Arbeitsanweisung
Suche in den folgenden Einträgen jede Zeile, die die Zeichenfolge „data“ enthält, und gib diese Zeilen unverändert wieder.

Datenauszug
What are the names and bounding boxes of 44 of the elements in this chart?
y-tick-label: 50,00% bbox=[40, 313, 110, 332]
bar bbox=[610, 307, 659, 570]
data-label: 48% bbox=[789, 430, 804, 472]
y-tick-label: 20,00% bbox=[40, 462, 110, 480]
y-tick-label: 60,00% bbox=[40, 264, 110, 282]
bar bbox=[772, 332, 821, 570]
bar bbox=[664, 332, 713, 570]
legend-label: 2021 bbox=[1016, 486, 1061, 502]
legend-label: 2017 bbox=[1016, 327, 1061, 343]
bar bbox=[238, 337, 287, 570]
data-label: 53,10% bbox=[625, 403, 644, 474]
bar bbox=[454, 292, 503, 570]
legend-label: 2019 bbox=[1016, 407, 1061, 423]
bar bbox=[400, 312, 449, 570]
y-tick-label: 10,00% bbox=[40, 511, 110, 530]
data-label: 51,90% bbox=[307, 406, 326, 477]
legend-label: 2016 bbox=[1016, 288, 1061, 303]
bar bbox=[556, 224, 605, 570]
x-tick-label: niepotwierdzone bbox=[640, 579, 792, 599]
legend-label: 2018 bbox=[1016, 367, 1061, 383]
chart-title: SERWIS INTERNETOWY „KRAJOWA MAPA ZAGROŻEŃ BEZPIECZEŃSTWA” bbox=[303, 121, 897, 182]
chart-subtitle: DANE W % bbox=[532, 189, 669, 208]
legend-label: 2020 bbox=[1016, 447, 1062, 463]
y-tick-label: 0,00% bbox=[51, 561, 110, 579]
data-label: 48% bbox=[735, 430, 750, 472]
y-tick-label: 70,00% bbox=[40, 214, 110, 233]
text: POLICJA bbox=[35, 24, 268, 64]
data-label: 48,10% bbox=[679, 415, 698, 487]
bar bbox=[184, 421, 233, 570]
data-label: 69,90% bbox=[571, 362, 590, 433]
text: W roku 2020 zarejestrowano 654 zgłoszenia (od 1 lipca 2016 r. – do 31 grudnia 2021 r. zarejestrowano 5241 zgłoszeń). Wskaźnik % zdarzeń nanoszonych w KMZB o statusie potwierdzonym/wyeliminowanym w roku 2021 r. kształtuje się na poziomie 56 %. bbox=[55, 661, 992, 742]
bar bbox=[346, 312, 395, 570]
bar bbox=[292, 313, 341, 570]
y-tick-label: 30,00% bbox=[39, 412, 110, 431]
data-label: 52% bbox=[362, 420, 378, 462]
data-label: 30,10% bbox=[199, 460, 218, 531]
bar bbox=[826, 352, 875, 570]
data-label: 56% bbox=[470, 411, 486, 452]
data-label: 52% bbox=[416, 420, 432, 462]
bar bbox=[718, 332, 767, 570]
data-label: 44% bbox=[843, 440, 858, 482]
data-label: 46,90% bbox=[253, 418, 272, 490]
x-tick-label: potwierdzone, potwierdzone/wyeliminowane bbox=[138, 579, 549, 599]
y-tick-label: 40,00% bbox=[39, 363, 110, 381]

Antwort
data-label: 48% bbox=[789, 430, 804, 472]
data-label: 53,10% bbox=[625, 403, 644, 474]
data-label: 51,90% bbox=[307, 406, 326, 477]
data-label: 48% bbox=[735, 430, 750, 472]
data-label: 48,10% bbox=[679, 415, 698, 487]
data-label: 69,90% bbox=[571, 362, 590, 433]
data-label: 52% bbox=[362, 420, 378, 462]
data-label: 30,10% bbox=[199, 460, 218, 531]
data-label: 56% bbox=[470, 411, 486, 452]
data-label: 52% bbox=[416, 420, 432, 462]
data-label: 44% bbox=[843, 440, 858, 482]
data-label: 46,90% bbox=[253, 418, 272, 490]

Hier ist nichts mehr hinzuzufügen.